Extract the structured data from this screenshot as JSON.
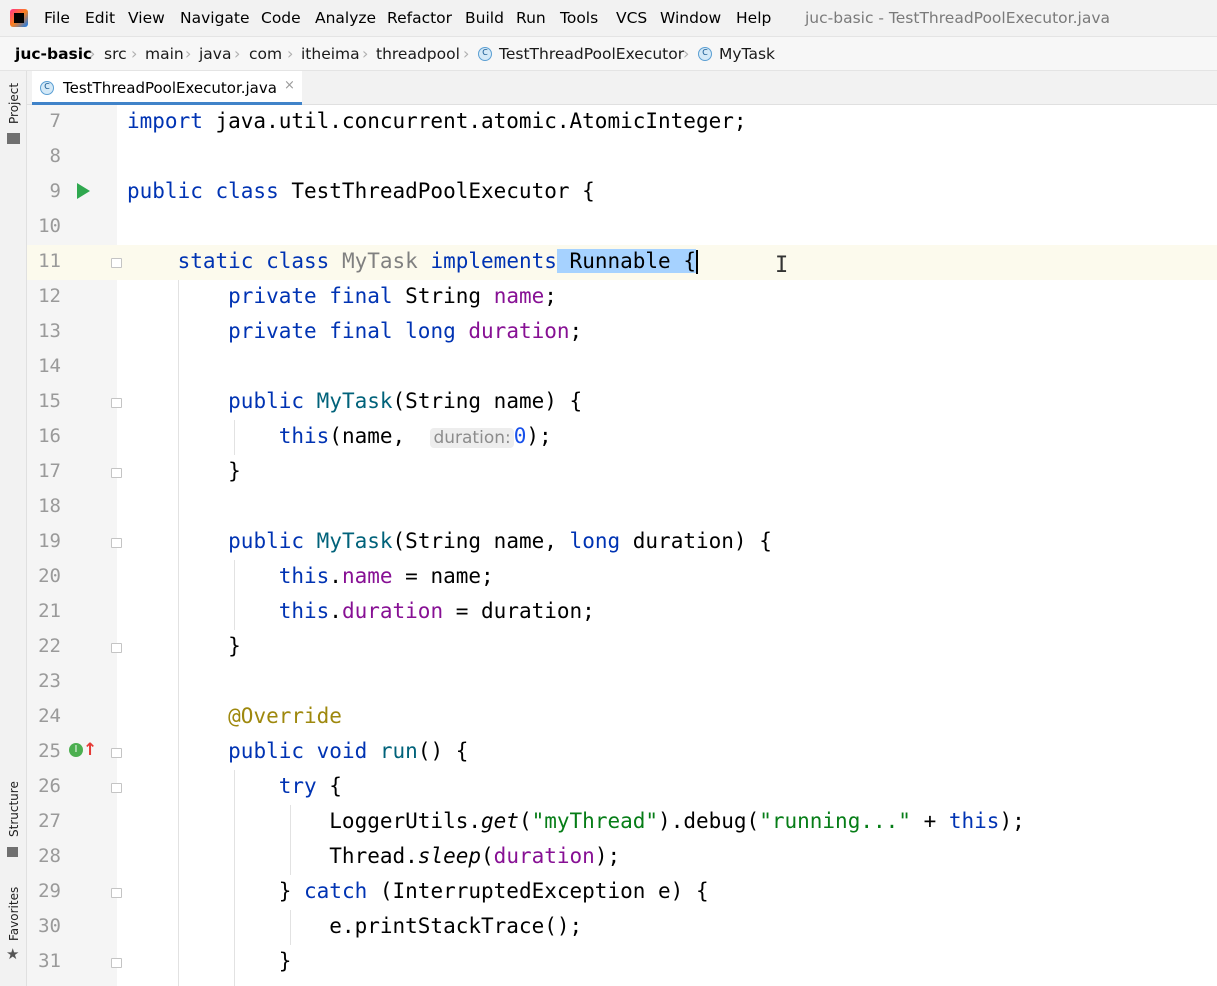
{
  "menubar": {
    "items": [
      "File",
      "Edit",
      "View",
      "Navigate",
      "Code",
      "Analyze",
      "Refactor",
      "Build",
      "Run",
      "Tools",
      "VCS",
      "Window",
      "Help"
    ],
    "window_title": "juc-basic - TestThreadPoolExecutor.java"
  },
  "breadcrumbs": {
    "project": "juc-basic",
    "items": [
      "src",
      "main",
      "java",
      "com",
      "itheima",
      "threadpool"
    ],
    "class": "TestThreadPoolExecutor",
    "inner_class": "MyTask"
  },
  "tool_windows": {
    "project": "Project",
    "structure": "Structure",
    "favorites": "Favorites"
  },
  "tab": {
    "label": "TestThreadPoolExecutor.java",
    "close": "×"
  },
  "editor": {
    "line_numbers": [
      "7",
      "8",
      "9",
      "10",
      "11",
      "12",
      "13",
      "14",
      "15",
      "16",
      "17",
      "18",
      "19",
      "20",
      "21",
      "22",
      "23",
      "24",
      "25",
      "26",
      "27",
      "28",
      "29",
      "30",
      "31"
    ],
    "inlay_hint": "duration:",
    "active_line": 11
  },
  "colors": {
    "keyword": "#0033b3",
    "method": "#00627a",
    "field": "#871094",
    "string": "#067d17",
    "number": "#1750eb",
    "annotation": "#9e880d",
    "selection": "#a6d2ff",
    "tab_underline": "#4083c9",
    "run_icon": "#2fa84f"
  },
  "icons": [
    "intellij-logo-icon",
    "class-icon",
    "run-gutter-icon",
    "implements-gutter-icon",
    "folder-icon",
    "structure-icon",
    "star-icon",
    "close-icon",
    "text-cursor-icon"
  ]
}
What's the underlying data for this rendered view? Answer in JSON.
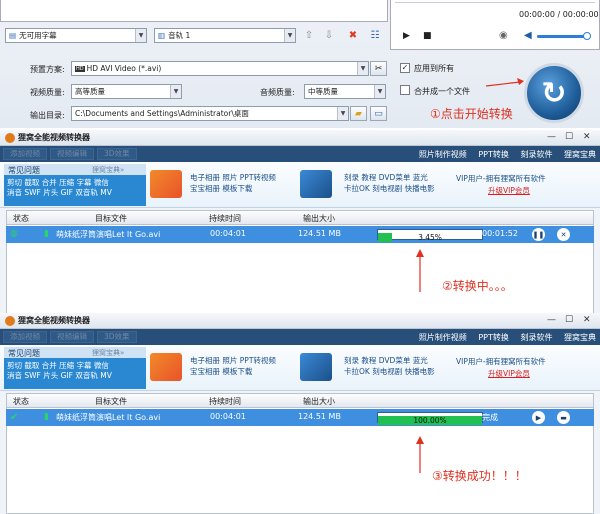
{
  "top_panel": {
    "subtitle_select": "无可用字幕",
    "audio_track_select": "音轨 1",
    "player_time": "00:00:00 / 00:00:00",
    "preset_label": "预置方案:",
    "preset_value": "HD AVI Video (*.avi)",
    "apply_all_label": "应用到所有",
    "video_quality_label": "视频质量:",
    "video_quality_value": "高等质量",
    "audio_quality_label": "音频质量:",
    "audio_quality_value": "中等质量",
    "merge_label": "合并成一个文件",
    "output_dir_label": "输出目录:",
    "output_dir_value": "C:\\Documents and Settings\\Administrator\\桌面"
  },
  "annotations": {
    "step1": "①点击开始转换",
    "step2": "②转换中。。。",
    "step3": "③转换成功！！！"
  },
  "windows": [
    {
      "title": "狸窝全能视频转换器",
      "tabs": [
        "添加视频",
        "视频编辑",
        "3D效果"
      ],
      "menu_right": [
        "照片制作视频",
        "PPT转换",
        "刻录软件",
        "狸窝宝典"
      ],
      "faq_tab": "常见问题",
      "faq_tab_right": "狸窝宝典»",
      "chips": "剪切 截取 合并 压缩 字幕 微信\n消音 SWF 片头 GIF 双音轨 MV",
      "links1": "电子相册 照片 PPT转视频\n宝宝相册 模板下载",
      "links2": "刻录 教程 DVD菜单 蓝光\n卡拉OK 刻电视剧 快播电影",
      "vip_text": "VIP用户-拥有狸窝所有软件",
      "vip_link": "升级VIP会员",
      "columns": [
        "状态",
        "目标文件",
        "持续时间",
        "输出大小"
      ],
      "row": {
        "file": "萌妹纸浮筒演唱Let It Go.avi",
        "duration": "00:04:01",
        "size": "124.51 MB",
        "percent": "3.45%",
        "progress": 0.0345,
        "status": "00:01:52"
      }
    },
    {
      "title": "狸窝全能视频转换器",
      "tabs": [
        "添加视频",
        "视频编辑",
        "3D效果"
      ],
      "menu_right": [
        "照片制作视频",
        "PPT转换",
        "刻录软件",
        "狸窝宝典"
      ],
      "faq_tab": "常见问题",
      "faq_tab_right": "狸窝宝典»",
      "chips": "剪切 截取 合并 压缩 字幕 微信\n消音 SWF 片头 GIF 双音轨 MV",
      "links1": "电子相册 照片 PPT转视频\n宝宝相册 模板下载",
      "links2": "刻录 教程 DVD菜单 蓝光\n卡拉OK 刻电视剧 快播电影",
      "vip_text": "VIP用户-拥有狸窝所有软件",
      "vip_link": "升级VIP会员",
      "columns": [
        "状态",
        "目标文件",
        "持续时间",
        "输出大小"
      ],
      "row": {
        "file": "萌妹纸浮筒演唱Let It Go.avi",
        "duration": "00:04:01",
        "size": "124.51 MB",
        "percent": "100.00%",
        "progress": 1.0,
        "status": "完成"
      }
    }
  ],
  "colors": {
    "accent": "#3e8fe0",
    "menubar": "#274f7a",
    "progress": "#21c050",
    "annotation": "#e03020"
  }
}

------------------------------

→ Goal: Pictures appear in the records above. Output everything except them, exactly.

→ Complete output:
Extract the structured data from this screenshot as JSON.
{
  "menubar": {
    "items": [
      "File",
      "Edit",
      "View",
      "Navigate",
      "Code",
      "Analyze",
      "Refactor",
      "Build",
      "Run",
      "Tools",
      "VCS",
      "Window",
      "Help"
    ],
    "window_title": "juc-basic - TestThreadPoolExecutor.java"
  },
  "breadcrumbs": {
    "project": "juc-basic",
    "items": [
      "src",
      "main",
      "java",
      "com",
      "itheima",
      "threadpool"
    ],
    "class": "TestThreadPoolExecutor",
    "inner_class": "MyTask"
  },
  "tool_windows": {
    "project": "Project",
    "structure": "Structure",
    "favorites": "Favorites"
  },
  "tab": {
    "label": "TestThreadPoolExecutor.java",
    "close": "×"
  },
  "editor": {
    "line_numbers": [
      "7",
      "8",
      "9",
      "10",
      "11",
      "12",
      "13",
      "14",
      "15",
      "16",
      "17",
      "18",
      "19",
      "20",
      "21",
      "22",
      "23",
      "24",
      "25",
      "26",
      "27",
      "28",
      "29",
      "30",
      "31"
    ],
    "inlay_hint": "duration:",
    "active_line": 11
  },
  "colors": {
    "keyword": "#0033b3",
    "method": "#00627a",
    "field": "#871094",
    "string": "#067d17",
    "number": "#1750eb",
    "annotation": "#9e880d",
    "selection": "#a6d2ff",
    "tab_underline": "#4083c9",
    "run_icon": "#2fa84f"
  },
  "icons": [
    "intellij-logo-icon",
    "class-icon",
    "run-gutter-icon",
    "implements-gutter-icon",
    "folder-icon",
    "structure-icon",
    "star-icon",
    "close-icon",
    "text-cursor-icon"
  ]
}
What's the underlying data for this rendered view? Answer in JSON.
{
  "top_panel": {
    "subtitle_select": "无可用字幕",
    "audio_track_select": "音轨 1",
    "player_time": "00:00:00 / 00:00:00",
    "preset_label": "预置方案:",
    "preset_value": "HD AVI Video (*.avi)",
    "apply_all_label": "应用到所有",
    "video_quality_label": "视频质量:",
    "video_quality_value": "高等质量",
    "audio_quality_label": "音频质量:",
    "audio_quality_value": "中等质量",
    "merge_label": "合并成一个文件",
    "output_dir_label": "输出目录:",
    "output_dir_value": "C:\\Documents and Settings\\Administrator\\桌面"
  },
  "annotations": {
    "step1": "①点击开始转换",
    "step2": "②转换中。。。",
    "step3": "③转换成功！！！"
  },
  "windows": [
    {
      "title": "狸窝全能视频转换器",
      "tabs": [
        "添加视频",
        "视频编辑",
        "3D效果"
      ],
      "menu_right": [
        "照片制作视频",
        "PPT转换",
        "刻录软件",
        "狸窝宝典"
      ],
      "faq_tab": "常见问题",
      "faq_tab_right": "狸窝宝典»",
      "chips": "剪切 截取 合并 压缩 字幕 微信\n消音 SWF 片头 GIF 双音轨 MV",
      "links1": "电子相册 照片 PPT转视频\n宝宝相册 模板下载",
      "links2": "刻录 教程 DVD菜单 蓝光\n卡拉OK 刻电视剧 快播电影",
      "vip_text": "VIP用户-拥有狸窝所有软件",
      "vip_link": "升级VIP会员",
      "columns": [
        "状态",
        "目标文件",
        "持续时间",
        "输出大小"
      ],
      "row": {
        "file": "萌妹纸浮筒演唱Let It Go.avi",
        "duration": "00:04:01",
        "size": "124.51 MB",
        "percent": "3.45%",
        "progress": 0.0345,
        "status": "00:01:52"
      }
    },
    {
      "title": "狸窝全能视频转换器",
      "tabs": [
        "添加视频",
        "视频编辑",
        "3D效果"
      ],
      "menu_right": [
        "照片制作视频",
        "PPT转换",
        "刻录软件",
        "狸窝宝典"
      ],
      "faq_tab": "常见问题",
      "faq_tab_right": "狸窝宝典»",
      "chips": "剪切 截取 合并 压缩 字幕 微信\n消音 SWF 片头 GIF 双音轨 MV",
      "links1": "电子相册 照片 PPT转视频\n宝宝相册 模板下载",
      "links2": "刻录 教程 DVD菜单 蓝光\n卡拉OK 刻电视剧 快播电影",
      "vip_text": "VIP用户-拥有狸窝所有软件",
      "vip_link": "升级VIP会员",
      "columns": [
        "状态",
        "目标文件",
        "持续时间",
        "输出大小"
      ],
      "row": {
        "file": "萌妹纸浮筒演唱Let It Go.avi",
        "duration": "00:04:01",
        "size": "124.51 MB",
        "percent": "100.00%",
        "progress": 1.0,
        "status": "完成"
      }
    }
  ],
  "colors": {
    "accent": "#3e8fe0",
    "menubar": "#274f7a",
    "progress": "#21c050",
    "annotation": "#e03020"
  }
}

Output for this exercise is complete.